*Task objective:* Each line that holds the string "civil" counts once; say how many such lines there are and add nothing.

*Extracted information:*
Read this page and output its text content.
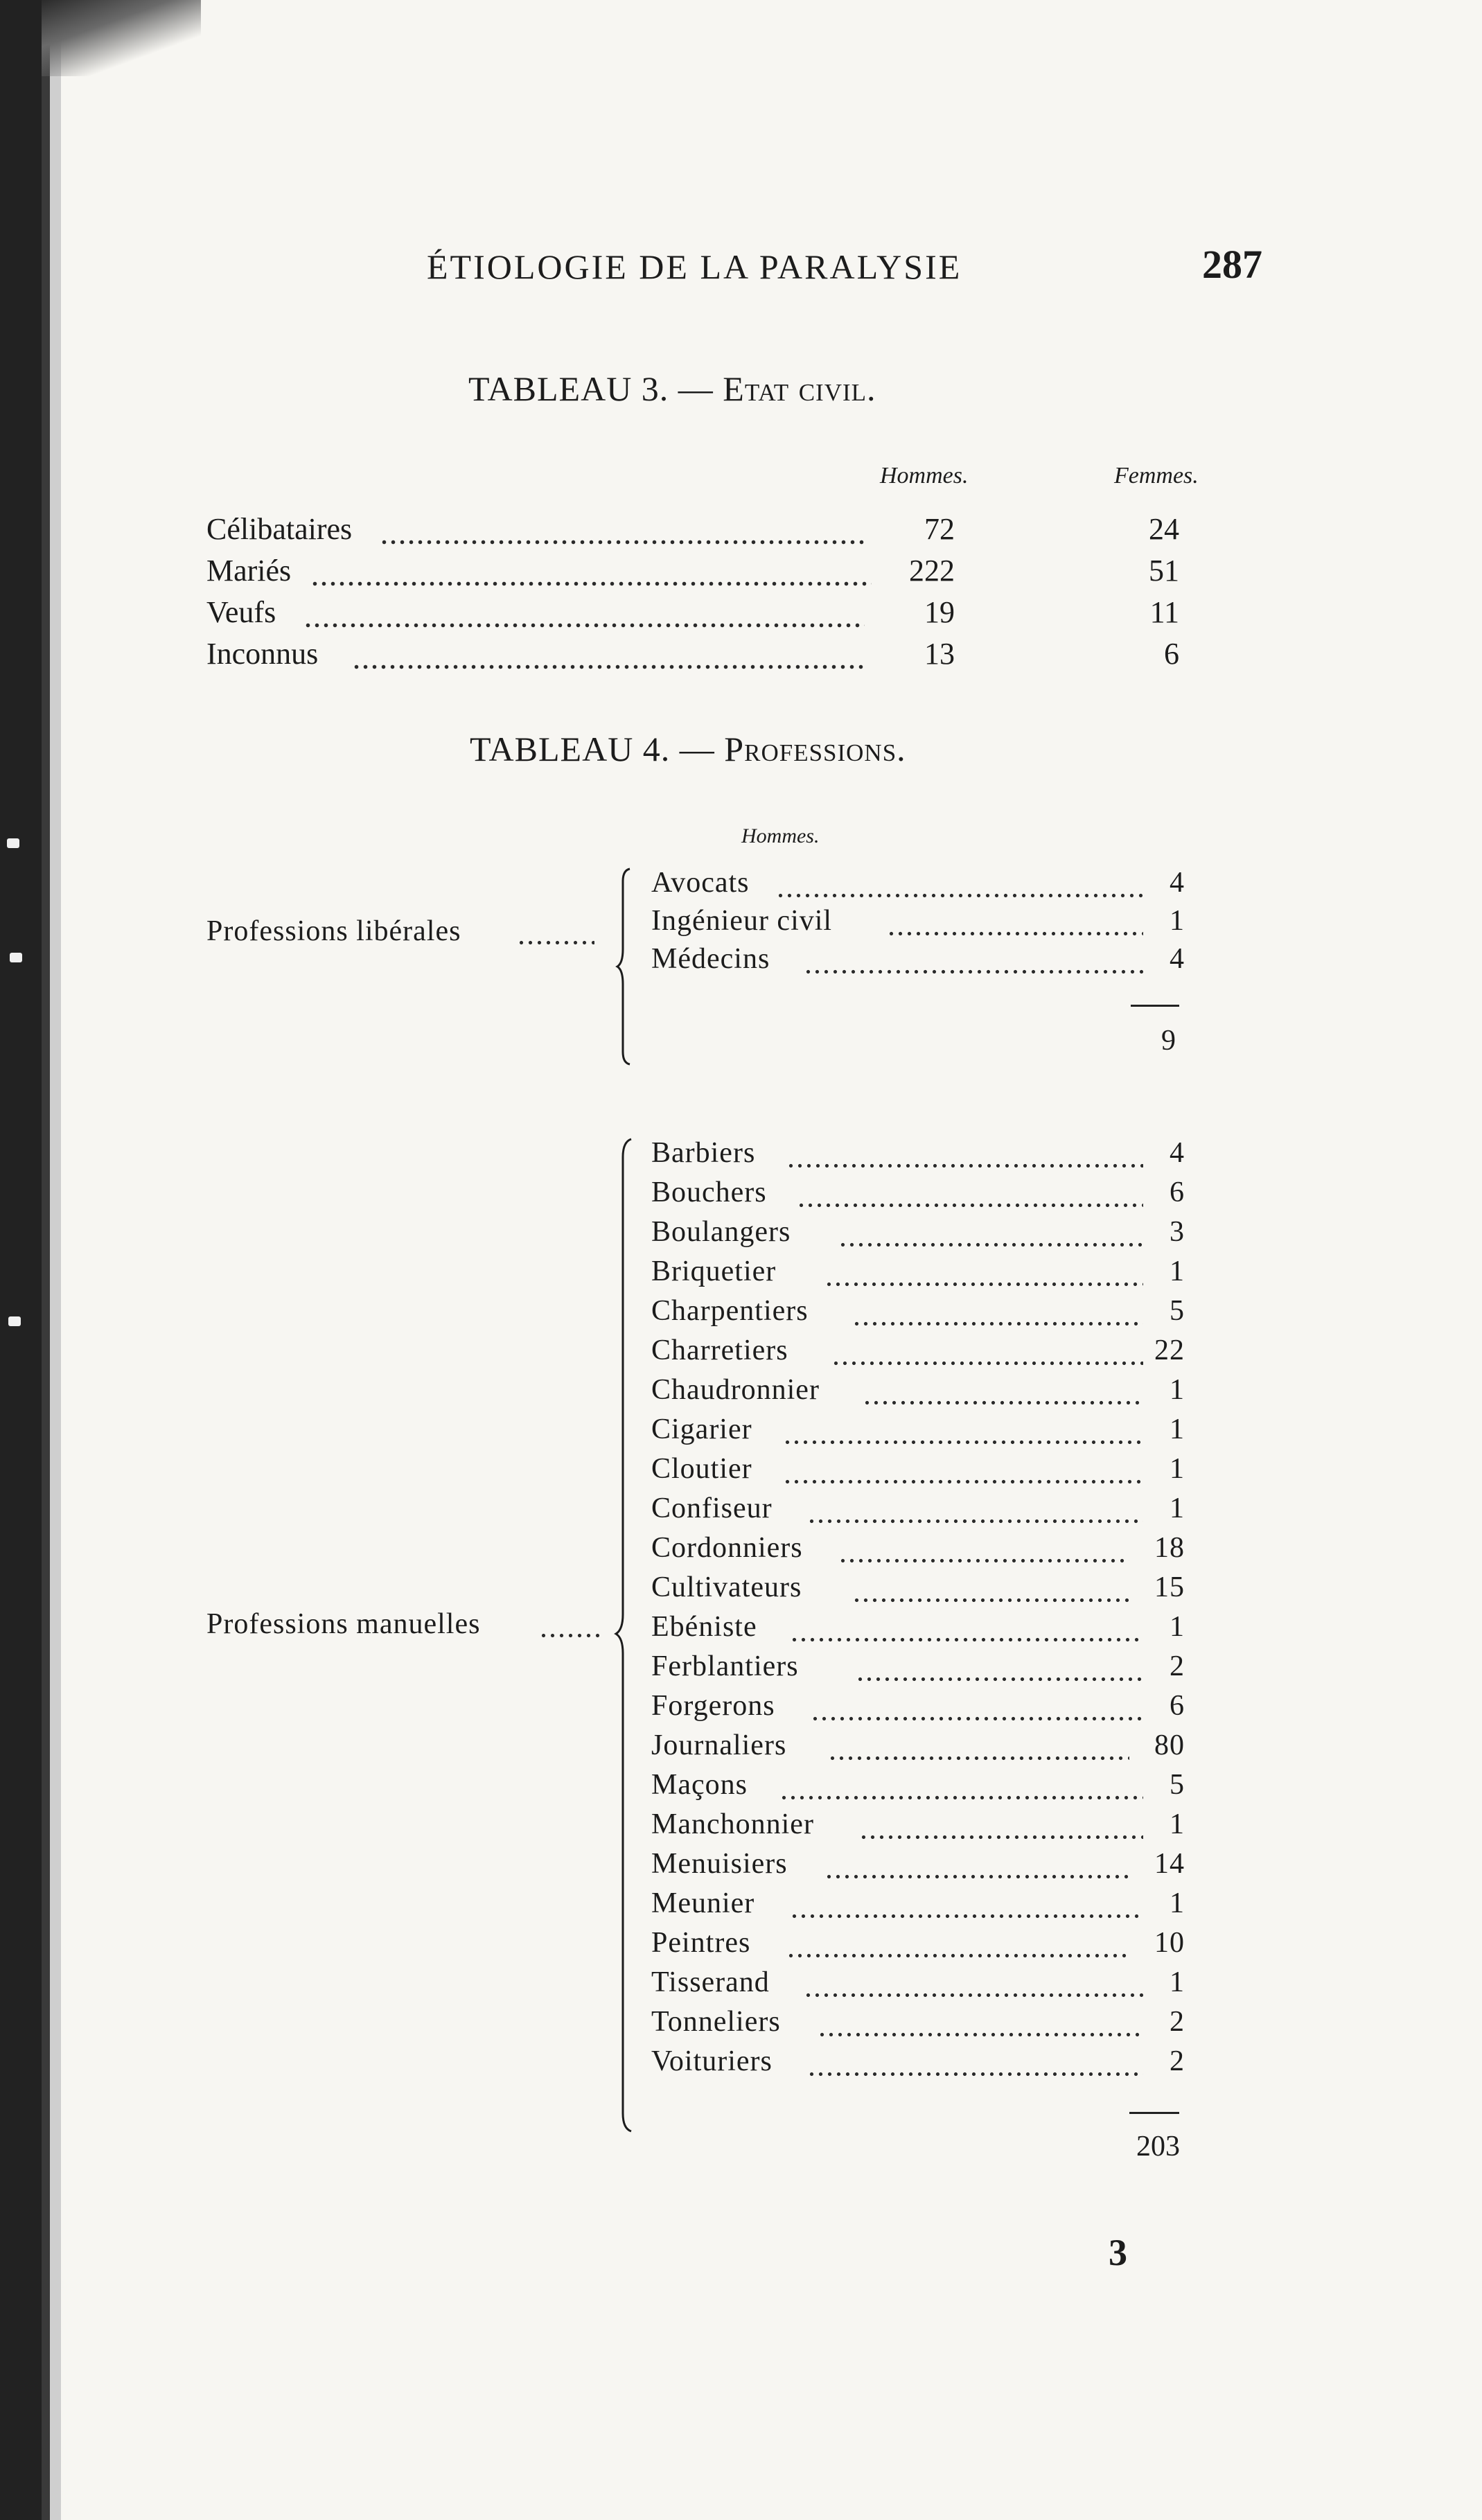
ÉTIOLOGIE DE LA PARALYSIE	287
TABLEAU 3. — Etat civil.
Hommes.	Femmes.
Célibataires	72	24
Mariés	222	51
Veufs	19	11
Inconnus	13	6
TABLEAU 4. — Professions.
Hommes.
Professions libérales
Avocats	4
Ingénieur civil	1
Médecins	4
9
Professions manuelles
Barbiers	4
Bouchers	6
Boulangers	3
Briquetier	1
Charpentiers	5
Charretiers	22
Chaudronnier	1
Cigarier	1
Cloutier	1
Confiseur	1
Cordonniers	18
Cultivateurs	15
Ebéniste	1
Ferblantiers	2
Forgerons	6
Journaliers	80
Maçons	5
Manchonnier	1
Menuisiers	14
Meunier	1
Peintres	10
Tisserand	1
Tonneliers	2
Voituriers	2
203
3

*Answer to this problem:* 2